Work to complete:
Show each line that has the string "dataset" in it.

Records for the exercise:
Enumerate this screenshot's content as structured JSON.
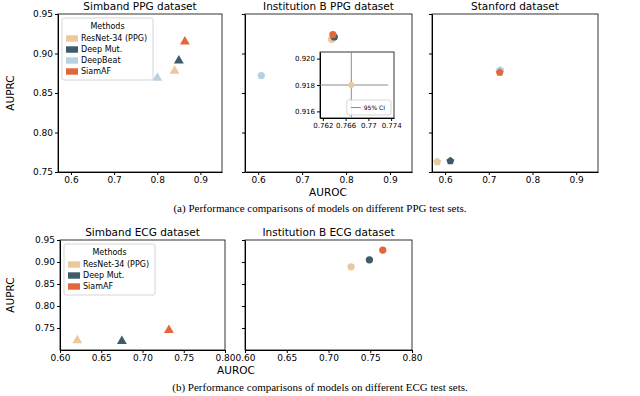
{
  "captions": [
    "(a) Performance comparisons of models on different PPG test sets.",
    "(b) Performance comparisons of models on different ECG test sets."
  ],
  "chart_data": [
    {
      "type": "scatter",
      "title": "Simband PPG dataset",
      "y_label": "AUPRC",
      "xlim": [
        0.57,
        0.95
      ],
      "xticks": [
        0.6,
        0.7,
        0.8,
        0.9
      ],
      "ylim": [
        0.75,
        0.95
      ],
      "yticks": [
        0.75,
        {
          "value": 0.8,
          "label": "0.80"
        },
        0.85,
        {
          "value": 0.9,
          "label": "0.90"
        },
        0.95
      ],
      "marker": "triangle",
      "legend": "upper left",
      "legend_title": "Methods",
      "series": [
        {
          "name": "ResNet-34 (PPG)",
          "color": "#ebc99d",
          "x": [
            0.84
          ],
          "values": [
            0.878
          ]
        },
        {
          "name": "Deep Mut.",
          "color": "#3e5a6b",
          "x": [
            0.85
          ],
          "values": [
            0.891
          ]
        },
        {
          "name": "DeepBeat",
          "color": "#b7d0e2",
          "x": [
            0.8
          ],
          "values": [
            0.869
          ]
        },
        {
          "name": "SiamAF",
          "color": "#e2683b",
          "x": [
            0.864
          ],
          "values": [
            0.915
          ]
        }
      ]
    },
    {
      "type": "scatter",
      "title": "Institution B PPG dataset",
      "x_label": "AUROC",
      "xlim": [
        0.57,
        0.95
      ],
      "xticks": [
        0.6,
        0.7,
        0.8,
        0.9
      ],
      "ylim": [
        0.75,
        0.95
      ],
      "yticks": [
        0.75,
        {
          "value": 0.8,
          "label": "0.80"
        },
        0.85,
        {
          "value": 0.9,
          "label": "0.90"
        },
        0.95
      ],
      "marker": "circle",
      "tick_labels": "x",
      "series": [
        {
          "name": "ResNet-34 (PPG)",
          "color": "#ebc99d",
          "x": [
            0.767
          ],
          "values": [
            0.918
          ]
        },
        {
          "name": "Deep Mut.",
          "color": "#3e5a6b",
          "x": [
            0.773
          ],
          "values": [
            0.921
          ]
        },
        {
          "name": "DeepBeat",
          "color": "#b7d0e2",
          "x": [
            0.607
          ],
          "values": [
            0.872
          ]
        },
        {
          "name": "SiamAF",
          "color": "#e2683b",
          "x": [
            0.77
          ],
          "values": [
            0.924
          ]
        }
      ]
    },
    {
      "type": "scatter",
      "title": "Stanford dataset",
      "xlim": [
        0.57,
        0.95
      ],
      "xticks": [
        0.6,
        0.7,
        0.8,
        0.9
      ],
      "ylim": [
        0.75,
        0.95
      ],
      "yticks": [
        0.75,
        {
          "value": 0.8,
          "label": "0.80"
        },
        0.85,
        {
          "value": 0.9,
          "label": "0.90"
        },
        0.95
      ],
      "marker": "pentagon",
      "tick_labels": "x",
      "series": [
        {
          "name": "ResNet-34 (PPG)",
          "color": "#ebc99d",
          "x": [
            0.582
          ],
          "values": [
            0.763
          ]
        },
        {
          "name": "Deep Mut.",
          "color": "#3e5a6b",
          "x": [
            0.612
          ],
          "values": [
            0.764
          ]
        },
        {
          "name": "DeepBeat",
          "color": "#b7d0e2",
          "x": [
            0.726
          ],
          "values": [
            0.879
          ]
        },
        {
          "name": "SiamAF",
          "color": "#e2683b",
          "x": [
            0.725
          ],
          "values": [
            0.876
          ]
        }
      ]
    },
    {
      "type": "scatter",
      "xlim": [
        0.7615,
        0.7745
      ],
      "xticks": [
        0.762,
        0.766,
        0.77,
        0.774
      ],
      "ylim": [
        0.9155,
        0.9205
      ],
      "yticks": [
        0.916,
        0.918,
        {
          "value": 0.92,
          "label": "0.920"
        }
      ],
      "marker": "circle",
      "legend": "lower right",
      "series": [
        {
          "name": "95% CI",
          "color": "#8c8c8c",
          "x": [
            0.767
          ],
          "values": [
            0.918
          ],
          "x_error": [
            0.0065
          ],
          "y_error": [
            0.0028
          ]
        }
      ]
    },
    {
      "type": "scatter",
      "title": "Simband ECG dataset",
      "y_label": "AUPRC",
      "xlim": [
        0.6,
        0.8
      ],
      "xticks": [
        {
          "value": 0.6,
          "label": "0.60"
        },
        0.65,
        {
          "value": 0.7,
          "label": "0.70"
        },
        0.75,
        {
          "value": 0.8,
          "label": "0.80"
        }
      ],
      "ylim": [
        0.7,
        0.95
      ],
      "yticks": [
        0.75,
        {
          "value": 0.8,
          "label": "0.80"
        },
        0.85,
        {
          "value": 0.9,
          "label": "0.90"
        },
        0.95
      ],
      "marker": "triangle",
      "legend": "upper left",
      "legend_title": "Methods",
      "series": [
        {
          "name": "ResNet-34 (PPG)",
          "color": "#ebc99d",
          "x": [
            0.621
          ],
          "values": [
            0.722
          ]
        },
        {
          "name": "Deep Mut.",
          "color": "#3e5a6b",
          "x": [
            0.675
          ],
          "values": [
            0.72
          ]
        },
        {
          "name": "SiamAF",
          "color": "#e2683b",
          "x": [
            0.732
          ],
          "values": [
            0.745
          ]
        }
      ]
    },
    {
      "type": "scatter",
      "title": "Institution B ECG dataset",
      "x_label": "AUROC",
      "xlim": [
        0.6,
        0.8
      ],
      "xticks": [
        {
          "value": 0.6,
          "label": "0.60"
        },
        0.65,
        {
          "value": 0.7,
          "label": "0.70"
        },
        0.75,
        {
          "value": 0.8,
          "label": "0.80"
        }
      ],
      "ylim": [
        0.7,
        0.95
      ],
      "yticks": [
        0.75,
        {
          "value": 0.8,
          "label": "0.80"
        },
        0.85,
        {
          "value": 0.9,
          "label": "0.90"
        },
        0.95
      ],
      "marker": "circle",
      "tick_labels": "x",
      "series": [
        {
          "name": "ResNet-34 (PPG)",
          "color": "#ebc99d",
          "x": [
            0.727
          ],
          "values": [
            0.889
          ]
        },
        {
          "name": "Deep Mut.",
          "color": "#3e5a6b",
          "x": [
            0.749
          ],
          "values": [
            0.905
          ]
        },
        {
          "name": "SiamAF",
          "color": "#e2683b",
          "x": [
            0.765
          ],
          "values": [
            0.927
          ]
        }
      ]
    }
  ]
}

Solution:
      "title": "Simband PPG dataset",
      "title": "Institution B PPG dataset",
      "title": "Stanford dataset",
      "title": "Simband ECG dataset",
      "title": "Institution B ECG dataset",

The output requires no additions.